TEXTO DE LECTURA:
* * * *

Dejo a la familia esquiando bajo un frío de mil demonios y me calzo los crampones. Sin objetivo claro, empiezo a caminar paralelo al ARP que viene del Coll de Puymorens. No lo alcanzo, voy debajo, tranquilo, disfrutando del sol que tanta necesidad hace en la estación de esquí. Alcanzo a un pequeño grupo de excursionistas con raquetas y a dos esquiadores de montaña. Todos vamos hacia arriba, aunque desconozco tanto su destino como el mío.
Justo cuando el circo permite ver las paredes del fondo, tras un ligero giro a la izquierda, decido cuál será mi destino. Allí enfrente se alza una bonita cumbre, muy puntiaguda, de cima rocosa y oscura. Bajo la última pala no da el sol. Estará la nieve helada.
Poco a poco, tranquilo y disfrutando de la soledad y el silencio, llego a la pequeña pirámide. Es la única inclinación significativa de todo el recorrido. Unos 100 metros a 35 grados más los 25 último de roca hasta la cima. Espero encontrar el camino hasta ella y así es. Voy detectando la estrecha senda de nieve que dibuja el camino hasta la baliza fosforito que encuentro arriba. 825 metros de desnivel positivo, otrso tantos negativos y unos 12 km entre ida ivuelta.

* * * *

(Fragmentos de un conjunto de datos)
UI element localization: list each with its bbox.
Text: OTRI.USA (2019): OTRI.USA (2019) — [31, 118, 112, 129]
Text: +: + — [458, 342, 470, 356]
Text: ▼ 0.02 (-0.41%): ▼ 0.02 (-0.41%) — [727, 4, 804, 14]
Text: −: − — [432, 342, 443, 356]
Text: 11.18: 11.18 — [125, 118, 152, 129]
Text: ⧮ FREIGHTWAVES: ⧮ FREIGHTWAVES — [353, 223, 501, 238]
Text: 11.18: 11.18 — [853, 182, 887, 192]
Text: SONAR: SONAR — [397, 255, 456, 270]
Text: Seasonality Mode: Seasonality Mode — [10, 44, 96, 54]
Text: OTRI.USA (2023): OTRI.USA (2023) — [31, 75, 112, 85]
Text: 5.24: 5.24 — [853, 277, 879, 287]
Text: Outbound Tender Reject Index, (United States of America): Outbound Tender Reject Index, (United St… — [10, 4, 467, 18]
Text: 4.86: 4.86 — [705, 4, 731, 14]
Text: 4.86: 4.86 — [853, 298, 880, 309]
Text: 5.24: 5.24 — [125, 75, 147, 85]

* * * *

TUS INSTRUCCIONES:
Continúa el relato de la subida en solitario a la cumbre rocosa, a partir de su última frase.

RESPUESTA AL EJERCICIO:
Grandes vistas del Frontnegre, Fontfreda, Carlit y a tocar de los dedos Pas de la Casa.
Deshago el camino y justo en la pirámide somital están los dos esquiadores de montaña. Más allá en una de las lomas que he cruzado en el camino de ida, los excursionistas con raquetas. Uno de ellos “bajará” más deprisa de lo que hubiera querido: decide descender la loma por un tramo inclinado unos 45 grados, cuya nieve supongo helada. Lo observo. Decide descalzarse las raquetas (demasiado tarde, porque el lugar no permite muchas maniobras) y a la que da un paso ¡zas! cuatro metros contra las rocas de abajo. Se levanta por su propio pie y escucho un “¡Bufff!”. Todo ha quedado en un susto (y un aprendizaje).
Unas tres horas y media después de partir, ya estoy de nuevo en la frío estación de Portè.